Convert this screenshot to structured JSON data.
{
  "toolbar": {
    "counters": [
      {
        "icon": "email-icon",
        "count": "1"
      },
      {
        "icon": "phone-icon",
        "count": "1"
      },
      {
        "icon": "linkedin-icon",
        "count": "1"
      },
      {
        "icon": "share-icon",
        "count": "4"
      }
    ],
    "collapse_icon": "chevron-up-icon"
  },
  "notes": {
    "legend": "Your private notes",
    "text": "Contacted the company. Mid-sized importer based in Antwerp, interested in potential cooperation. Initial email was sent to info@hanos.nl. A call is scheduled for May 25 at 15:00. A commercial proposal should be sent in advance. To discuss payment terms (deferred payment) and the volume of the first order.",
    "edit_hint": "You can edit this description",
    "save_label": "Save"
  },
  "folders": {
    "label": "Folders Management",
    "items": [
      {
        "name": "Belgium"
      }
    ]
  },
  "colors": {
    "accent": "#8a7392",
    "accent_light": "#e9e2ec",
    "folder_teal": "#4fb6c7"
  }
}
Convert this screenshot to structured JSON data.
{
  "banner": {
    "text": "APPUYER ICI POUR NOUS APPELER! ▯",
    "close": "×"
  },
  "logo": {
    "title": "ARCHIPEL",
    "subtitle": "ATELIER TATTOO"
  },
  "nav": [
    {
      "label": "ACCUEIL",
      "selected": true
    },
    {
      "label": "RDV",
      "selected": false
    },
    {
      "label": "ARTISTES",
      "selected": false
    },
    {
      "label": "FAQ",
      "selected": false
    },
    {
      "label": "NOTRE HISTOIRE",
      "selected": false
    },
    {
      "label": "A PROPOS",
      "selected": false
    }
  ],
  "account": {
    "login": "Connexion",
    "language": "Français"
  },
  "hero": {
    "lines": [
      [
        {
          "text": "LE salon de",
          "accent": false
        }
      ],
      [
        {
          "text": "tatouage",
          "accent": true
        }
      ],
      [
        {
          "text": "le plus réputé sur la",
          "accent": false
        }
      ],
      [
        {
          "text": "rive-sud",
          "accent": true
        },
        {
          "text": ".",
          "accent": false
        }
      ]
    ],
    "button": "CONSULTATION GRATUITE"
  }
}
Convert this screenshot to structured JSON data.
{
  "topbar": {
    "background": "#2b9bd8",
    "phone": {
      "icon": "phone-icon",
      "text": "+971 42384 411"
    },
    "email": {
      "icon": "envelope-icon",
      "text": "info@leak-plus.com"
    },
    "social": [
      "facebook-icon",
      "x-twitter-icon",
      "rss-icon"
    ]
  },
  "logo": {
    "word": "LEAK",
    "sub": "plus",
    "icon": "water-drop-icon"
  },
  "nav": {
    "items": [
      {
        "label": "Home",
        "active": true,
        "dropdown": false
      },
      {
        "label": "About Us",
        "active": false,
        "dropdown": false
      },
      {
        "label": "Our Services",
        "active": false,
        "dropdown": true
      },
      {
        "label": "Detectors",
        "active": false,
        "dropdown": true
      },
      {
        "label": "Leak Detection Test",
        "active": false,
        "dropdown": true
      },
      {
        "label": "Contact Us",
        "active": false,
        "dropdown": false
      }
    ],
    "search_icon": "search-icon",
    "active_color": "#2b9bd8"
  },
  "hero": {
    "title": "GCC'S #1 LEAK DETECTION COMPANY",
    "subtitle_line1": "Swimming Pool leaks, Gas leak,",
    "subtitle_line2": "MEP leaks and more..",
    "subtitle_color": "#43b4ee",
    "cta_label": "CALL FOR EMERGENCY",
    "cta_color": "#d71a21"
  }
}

══════════════════════════════

== STATED TASK ==
Provide only the number of lines in the records containing the string "leaks".

== ANSWER BELOW ==
2